* **What you should do**: Transcribe the entries below exactly; leave every image out.

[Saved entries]

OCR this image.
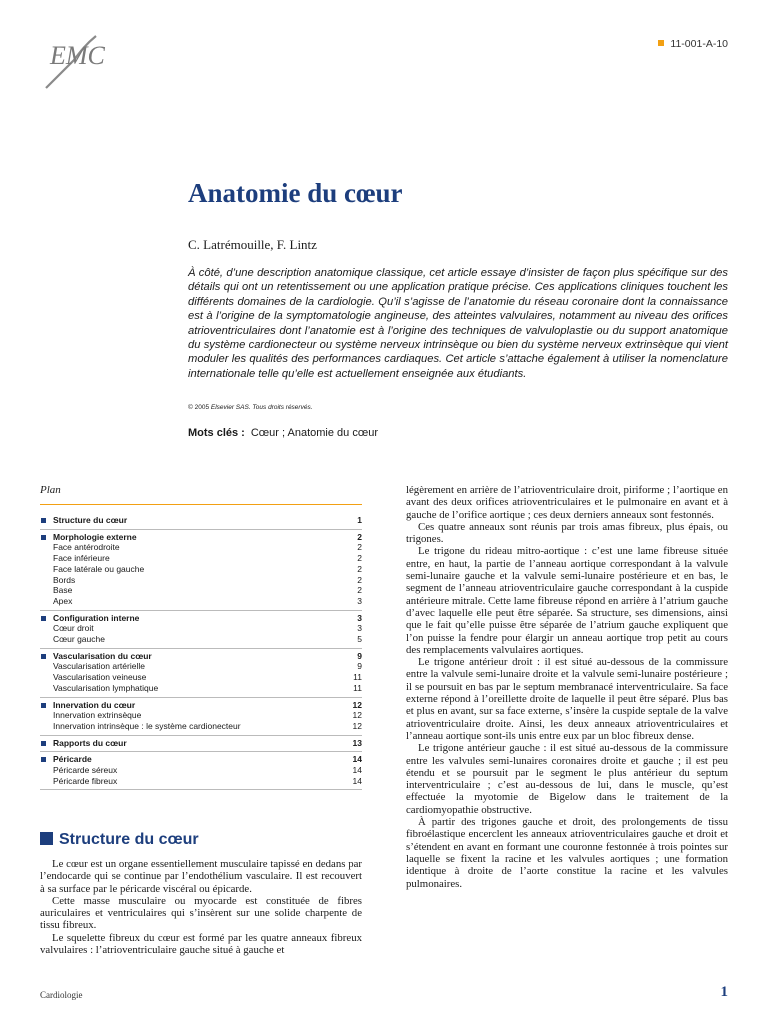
EMC	11-001-A-10
Anatomie du cœur
C. Latrémouille, F. Lintz

À côté, d’une description anatomique classique, cet article essaye d’insister de façon plus spécifique sur des détails qui ont un retentissement ou une application pratique précise. Ces applications cliniques touchent les différents domaines de la cardiologie. Qu’il s’agisse de l’anatomie du réseau coronaire dont la connaissance est à l’origine de la symptomatologie angineuse, des atteintes valvulaires, notamment au niveau des orifices atrioventriculaires dont l’anatomie est à l’origine des techniques de valvuloplastie ou du support anatomique du système cardionecteur ou système nerveux intrinsèque ou bien du système nerveux extrinsèque qui vient moduler les qualités des performances cardiaques. Cet article s’attache également à utiliser la nomenclature internationale telle qu’elle est actuellement enseignée aux étudiants.

© 2005 Elsevier SAS. Tous droits réservés.
Mots clés : Cœur ; Anatomie du cœur
Plan
Structure du cœur	1
Morphologie externe	2
Face antérodroite	2
Face inférieure	2
Face latérale ou gauche	2
Bords	2
Base	2
Apex	3
Configuration interne	3
Cœur droit	3
Cœur gauche	5
Vascularisation du cœur	9
Vascularisation artérielle	9
Vascularisation veineuse	11
Vascularisation lymphatique	11
Innervation du cœur	12
Innervation extrinsèque	12
Innervation intrinsèque : le système cardionecteur	12
Rapports du cœur	13
Péricarde	14
Péricarde séreux	14
Péricarde fibreux	14
Structure du cœur

Le cœur est un organe essentiellement musculaire tapissé en dedans par l’endocarde qui se continue par l’endothélium vasculaire. Il est recouvert à sa surface par le péricarde viscéral ou épicarde.

Cette masse musculaire ou myocarde est constituée de fibres auriculaires et ventriculaires qui s’insèrent sur une solide charpente de tissu fibreux.

Le squelette fibreux du cœur est formé par les quatre anneaux fibreux valvulaires : l’atrioventriculaire gauche situé à gauche et

légèrement en arrière de l’atrioventriculaire droit, piriforme ; l’aortique en avant des deux orifices atrioventriculaires et le pulmonaire en avant et à gauche de l’orifice aortique ; ces deux derniers anneaux sont festonnés.

Ces quatre anneaux sont réunis par trois amas fibreux, plus épais, ou trigones.

Le trigone du rideau mitro-aortique : c’est une lame fibreuse située entre, en haut, la partie de l’anneau aortique correspondant à la valvule semi-lunaire gauche et la valvule semi-lunaire postérieure et en bas, le segment de l’anneau atrioventriculaire gauche correspondant à la cuspide antérieure mitrale. Cette lame fibreuse répond en arrière à l’atrium gauche d’avec laquelle elle peut être séparée. Sa structure, ses dimensions, ainsi que le fait qu’elle puisse être séparée de l’atrium gauche expliquent que l’on puisse la fendre pour élargir un anneau aortique trop petit au cours des remplacements valvulaires aortiques.

Le trigone antérieur droit : il est situé au-dessous de la commissure entre la valvule semi-lunaire droite et la valvule semi-lunaire postérieure ; il se poursuit en bas par le septum membranacé interventriculaire. Sa face externe répond à l’oreillette droite de laquelle il peut être séparé. Plus bas et plus en avant, sur sa face externe, s’insère la cuspide septale de la valve atrioventriculaire droite. Ainsi, les deux anneaux atrioventriculaires et l’anneau aortique sont-ils unis entre eux par un bloc fibreux dense.

Le trigone antérieur gauche : il est situé au-dessous de la commissure entre les valvules semi-lunaires coronaires droite et gauche ; il est peu étendu et se poursuit par le segment le plus antérieur du septum interventriculaire ; c’est au-dessous de lui, dans le muscle, qu’est effectuée la myotomie de Bigelow dans le traitement de la cardiomyopathie obstructive.

À partir des trigones gauche et droit, des prolongements de tissu fibroélastique encerclent les anneaux atrioventriculaires gauche et droit et s’étendent en avant en formant une couronne festonnée à trois pointes sur laquelle se fixent la racine et les valvules aortiques ; une formation identique à droite de l’aorte constitue la racine et les valvules pulmonaires.

Cardiologie	1
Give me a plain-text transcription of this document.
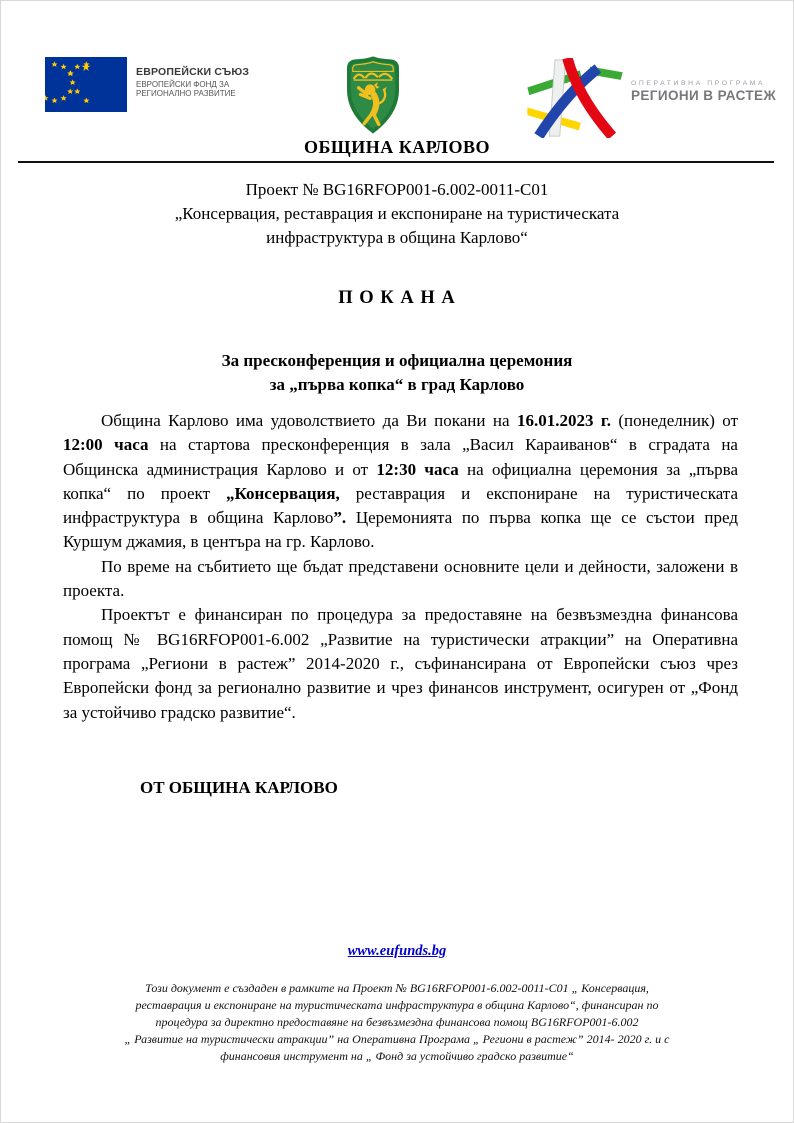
ЕВРОПЕЙСКИ СЪЮЗ
ЕВРОПЕЙСКИ ФОНД ЗА
РЕГИОНАЛНО РАЗВИТИЕ
ОПЕРАТИВНА ПРОГРАМА
РЕГИОНИ В РАСТЕЖ
ОБЩИНА КАРЛОВО
Проект № BG16RFOP001-6.002-0011-C01
„Консервация, реставрация и експониране на туристическата
инфраструктура в община Карлово“
П О К А Н А
За пресконференция и официална церемония
за „първа копка“ в град Карлово

Община Карлово има удоволствието да Ви покани на 16.01.2023 г. (понеделник) от 12:00 часа на стартова пресконференция в зала „Васил Караиванов“ в сградата на Общинска администрация Карлово и от 12:30 часа на официална церемония за „първа копка“ по проект „Консервация, реставрация и експониране на туристическата инфраструктура в община Карлово”. Церемонията по първа копка ще се състои пред Куршум джамия, в центъра на гр. Карлово.

По време на събитието ще бъдат представени основните цели и дейности, заложени в проекта.

Проектът е финансиран по процедура за предоставяне на безвъзмездна финансова помощ № BG16RFOP001-6.002 „Развитие на туристически атракции” на Оперативна програма „Региони в растеж” 2014-2020 г., съфинансирана от Европейски съюз чрез Европейски фонд за регионално развитие и чрез финансов инструмент, осигурен от „Фонд за устойчиво градско развитие“.

ОТ ОБЩИНА КАРЛОВО
www.eufunds.bg
Този документ е създаден в рамките на Проект № BG16RFOP001-6.002-0011-C01 „ Консервация,
реставрация и експониране на туристическата инфраструктура в община Карлово“, финансиран по
процедура за директно предоставяне на безвъзмездна финансова помощ BG16RFOP001-6.002
„ Развитие на туристически атракции” на Оперативна Програма „ Региони в растеж” 2014- 2020 г. и с
финансовия инструмент на „ Фонд за устойчиво градско развитие“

* **Solution to this task**:
OCR this image.
EMC	11-001-A-10
Anatomie du cœur
C. Latrémouille, F. Lintz

À côté, d’une description anatomique classique, cet article essaye d’insister de façon plus spécifique sur des détails qui ont un retentissement ou une application pratique précise. Ces applications cliniques touchent les différents domaines de la cardiologie. Qu’il s’agisse de l’anatomie du réseau coronaire dont la connaissance est à l’origine de la symptomatologie angineuse, des atteintes valvulaires, notamment au niveau des orifices atrioventriculaires dont l’anatomie est à l’origine des techniques de valvuloplastie ou du support anatomique du système cardionecteur ou système nerveux intrinsèque ou bien du système nerveux extrinsèque qui vient moduler les qualités des performances cardiaques. Cet article s’attache également à utiliser la nomenclature internationale telle qu’elle est actuellement enseignée aux étudiants.

© 2005 Elsevier SAS. Tous droits réservés.
Mots clés : Cœur ; Anatomie du cœur
Plan
Structure du cœur	1
Morphologie externe	2
Face antérodroite	2
Face inférieure	2
Face latérale ou gauche	2
Bords	2
Base	2
Apex	3
Configuration interne	3
Cœur droit	3
Cœur gauche	5
Vascularisation du cœur	9
Vascularisation artérielle	9
Vascularisation veineuse	11
Vascularisation lymphatique	11
Innervation du cœur	12
Innervation extrinsèque	12
Innervation intrinsèque : le système cardionecteur	12
Rapports du cœur	13
Péricarde	14
Péricarde séreux	14
Péricarde fibreux	14
Structure du cœur

Le cœur est un organe essentiellement musculaire tapissé en dedans par l’endocarde qui se continue par l’endothélium vasculaire. Il est recouvert à sa surface par le péricarde viscéral ou épicarde.

Cette masse musculaire ou myocarde est constituée de fibres auriculaires et ventriculaires qui s’insèrent sur une solide charpente de tissu fibreux.

Le squelette fibreux du cœur est formé par les quatre anneaux fibreux valvulaires : l’atrioventriculaire gauche situé à gauche et

légèrement en arrière de l’atrioventriculaire droit, piriforme ; l’aortique en avant des deux orifices atrioventriculaires et le pulmonaire en avant et à gauche de l’orifice aortique ; ces deux derniers anneaux sont festonnés.

Ces quatre anneaux sont réunis par trois amas fibreux, plus épais, ou trigones.

Le trigone du rideau mitro-aortique : c’est une lame fibreuse située entre, en haut, la partie de l’anneau aortique correspondant à la valvule semi-lunaire gauche et la valvule semi-lunaire postérieure et en bas, le segment de l’anneau atrioventriculaire gauche correspondant à la cuspide antérieure mitrale. Cette lame fibreuse répond en arrière à l’atrium gauche d’avec laquelle elle peut être séparée. Sa structure, ses dimensions, ainsi que le fait qu’elle puisse être séparée de l’atrium gauche expliquent que l’on puisse la fendre pour élargir un anneau aortique trop petit au cours des remplacements valvulaires aortiques.

Le trigone antérieur droit : il est situé au-dessous de la commissure entre la valvule semi-lunaire droite et la valvule semi-lunaire postérieure ; il se poursuit en bas par le septum membranacé interventriculaire. Sa face externe répond à l’oreillette droite de laquelle il peut être séparé. Plus bas et plus en avant, sur sa face externe, s’insère la cuspide septale de la valve atrioventriculaire droite. Ainsi, les deux anneaux atrioventriculaires et l’anneau aortique sont-ils unis entre eux par un bloc fibreux dense.

Le trigone antérieur gauche : il est situé au-dessous de la commissure entre les valvules semi-lunaires coronaires droite et gauche ; il est peu étendu et se poursuit par le segment le plus antérieur du septum interventriculaire ; c’est au-dessous de lui, dans le muscle, qu’est effectuée la myotomie de Bigelow dans le traitement de la cardiomyopathie obstructive.

À partir des trigones gauche et droit, des prolongements de tissu fibroélastique encerclent les anneaux atrioventriculaires gauche et droit et s’étendent en avant en formant une couronne festonnée à trois pointes sur laquelle se fixent la racine et les valvules aortiques ; une formation identique à droite de l’aorte constitue la racine et les valvules pulmonaires.

Cardiologie	1
Give me a plain-text transcription of this document.
ЕВРОПЕЙСКИ СЪЮЗ
ЕВРОПЕЙСКИ ФОНД ЗА
РЕГИОНАЛНО РАЗВИТИЕ
ОПЕРАТИВНА ПРОГРАМА
РЕГИОНИ В РАСТЕЖ
ОБЩИНА КАРЛОВО
Проект № BG16RFOP001-6.002-0011-C01
„Консервация, реставрация и експониране на туристическата
инфраструктура в община Карлово“
П О К А Н А
За пресконференция и официална церемония
за „първа копка“ в град Карлово

Община Карлово има удоволствието да Ви покани на 16.01.2023 г. (понеделник) от 12:00 часа на стартова пресконференция в зала „Васил Караиванов“ в сградата на Общинска администрация Карлово и от 12:30 часа на официална церемония за „първа копка“ по проект „Консервация, реставрация и експониране на туристическата инфраструктура в община Карлово”. Церемонията по първа копка ще се състои пред Куршум джамия, в центъра на гр. Карлово.

По време на събитието ще бъдат представени основните цели и дейности, заложени в проекта.

Проектът е финансиран по процедура за предоставяне на безвъзмездна финансова помощ № BG16RFOP001-6.002 „Развитие на туристически атракции” на Оперативна програма „Региони в растеж” 2014-2020 г., съфинансирана от Европейски съюз чрез Европейски фонд за регионално развитие и чрез финансов инструмент, осигурен от „Фонд за устойчиво градско развитие“.

ОТ ОБЩИНА КАРЛОВО
www.eufunds.bg
Този документ е създаден в рамките на Проект № BG16RFOP001-6.002-0011-C01 „ Консервация,
реставрация и експониране на туристическата инфраструктура в община Карлово“, финансиран по
процедура за директно предоставяне на безвъзмездна финансова помощ BG16RFOP001-6.002
„ Развитие на туристически атракции” на Оперативна Програма „ Региони в растеж” 2014- 2020 г. и с
финансовия инструмент на „ Фонд за устойчиво градско развитие“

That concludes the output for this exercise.